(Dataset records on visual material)
====
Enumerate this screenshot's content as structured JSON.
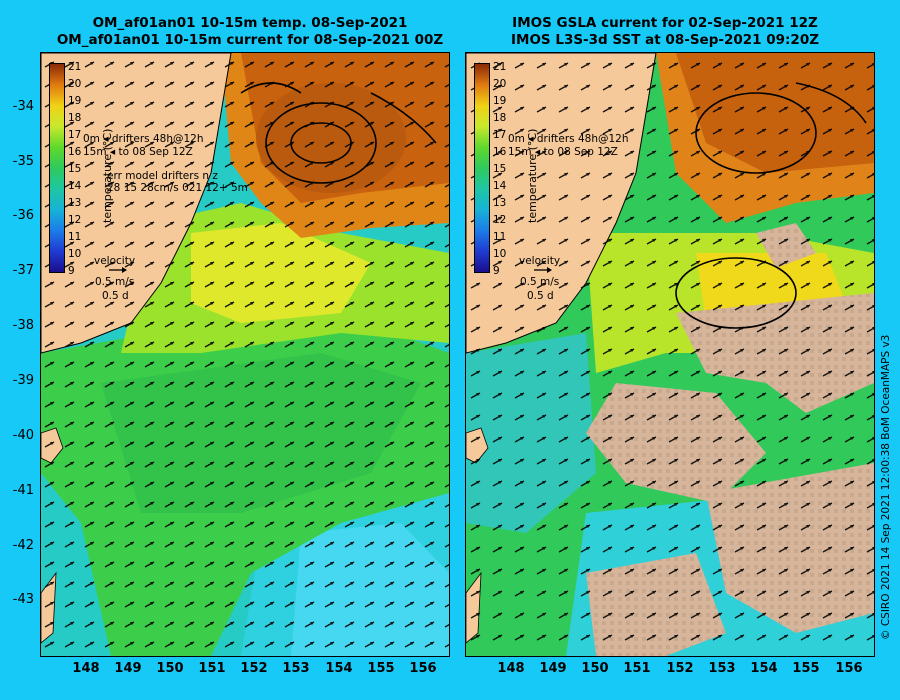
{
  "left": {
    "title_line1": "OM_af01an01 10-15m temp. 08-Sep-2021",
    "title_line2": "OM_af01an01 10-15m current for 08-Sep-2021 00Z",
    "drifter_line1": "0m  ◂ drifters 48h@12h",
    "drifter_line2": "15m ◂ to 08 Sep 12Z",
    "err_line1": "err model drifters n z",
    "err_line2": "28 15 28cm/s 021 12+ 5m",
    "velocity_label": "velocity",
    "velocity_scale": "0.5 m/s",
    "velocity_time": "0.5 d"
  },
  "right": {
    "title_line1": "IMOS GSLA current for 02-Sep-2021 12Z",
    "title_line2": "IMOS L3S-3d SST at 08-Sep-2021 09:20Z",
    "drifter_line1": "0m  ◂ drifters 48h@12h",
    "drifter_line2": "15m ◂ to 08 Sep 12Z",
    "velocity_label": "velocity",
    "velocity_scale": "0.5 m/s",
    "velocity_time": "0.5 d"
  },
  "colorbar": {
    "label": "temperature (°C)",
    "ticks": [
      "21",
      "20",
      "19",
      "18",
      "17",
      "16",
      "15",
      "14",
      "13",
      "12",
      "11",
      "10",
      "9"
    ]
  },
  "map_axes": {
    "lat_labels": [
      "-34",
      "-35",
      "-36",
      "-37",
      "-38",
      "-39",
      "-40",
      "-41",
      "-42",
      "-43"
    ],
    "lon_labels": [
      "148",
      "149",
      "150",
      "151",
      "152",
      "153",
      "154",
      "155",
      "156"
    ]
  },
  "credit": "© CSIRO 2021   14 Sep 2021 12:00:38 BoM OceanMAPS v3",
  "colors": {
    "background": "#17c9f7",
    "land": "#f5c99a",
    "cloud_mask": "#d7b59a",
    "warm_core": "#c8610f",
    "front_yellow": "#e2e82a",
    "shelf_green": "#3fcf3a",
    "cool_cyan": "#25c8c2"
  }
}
====
▸ **Goal**: Transcribe the listing in full and omit the pictures.

▸ **Worked solution**:
Enumerate this screenshot's content as structured JSON.
{
  "left": {
    "title_line1": "OM_af01an01 10-15m temp. 08-Sep-2021",
    "title_line2": "OM_af01an01 10-15m current for 08-Sep-2021 00Z",
    "drifter_line1": "0m  ◂ drifters 48h@12h",
    "drifter_line2": "15m ◂ to 08 Sep 12Z",
    "err_line1": "err model drifters n z",
    "err_line2": "28 15 28cm/s 021 12+ 5m",
    "velocity_label": "velocity",
    "velocity_scale": "0.5 m/s",
    "velocity_time": "0.5 d"
  },
  "right": {
    "title_line1": "IMOS GSLA current for 02-Sep-2021 12Z",
    "title_line2": "IMOS L3S-3d SST at 08-Sep-2021 09:20Z",
    "drifter_line1": "0m  ◂ drifters 48h@12h",
    "drifter_line2": "15m ◂ to 08 Sep 12Z",
    "velocity_label": "velocity",
    "velocity_scale": "0.5 m/s",
    "velocity_time": "0.5 d"
  },
  "colorbar": {
    "label": "temperature (°C)",
    "ticks": [
      "21",
      "20",
      "19",
      "18",
      "17",
      "16",
      "15",
      "14",
      "13",
      "12",
      "11",
      "10",
      "9"
    ]
  },
  "map_axes": {
    "lat_labels": [
      "-34",
      "-35",
      "-36",
      "-37",
      "-38",
      "-39",
      "-40",
      "-41",
      "-42",
      "-43"
    ],
    "lon_labels": [
      "148",
      "149",
      "150",
      "151",
      "152",
      "153",
      "154",
      "155",
      "156"
    ]
  },
  "credit": "© CSIRO 2021   14 Sep 2021 12:00:38 BoM OceanMAPS v3",
  "colors": {
    "background": "#17c9f7",
    "land": "#f5c99a",
    "cloud_mask": "#d7b59a",
    "warm_core": "#c8610f",
    "front_yellow": "#e2e82a",
    "shelf_green": "#3fcf3a",
    "cool_cyan": "#25c8c2"
  }
}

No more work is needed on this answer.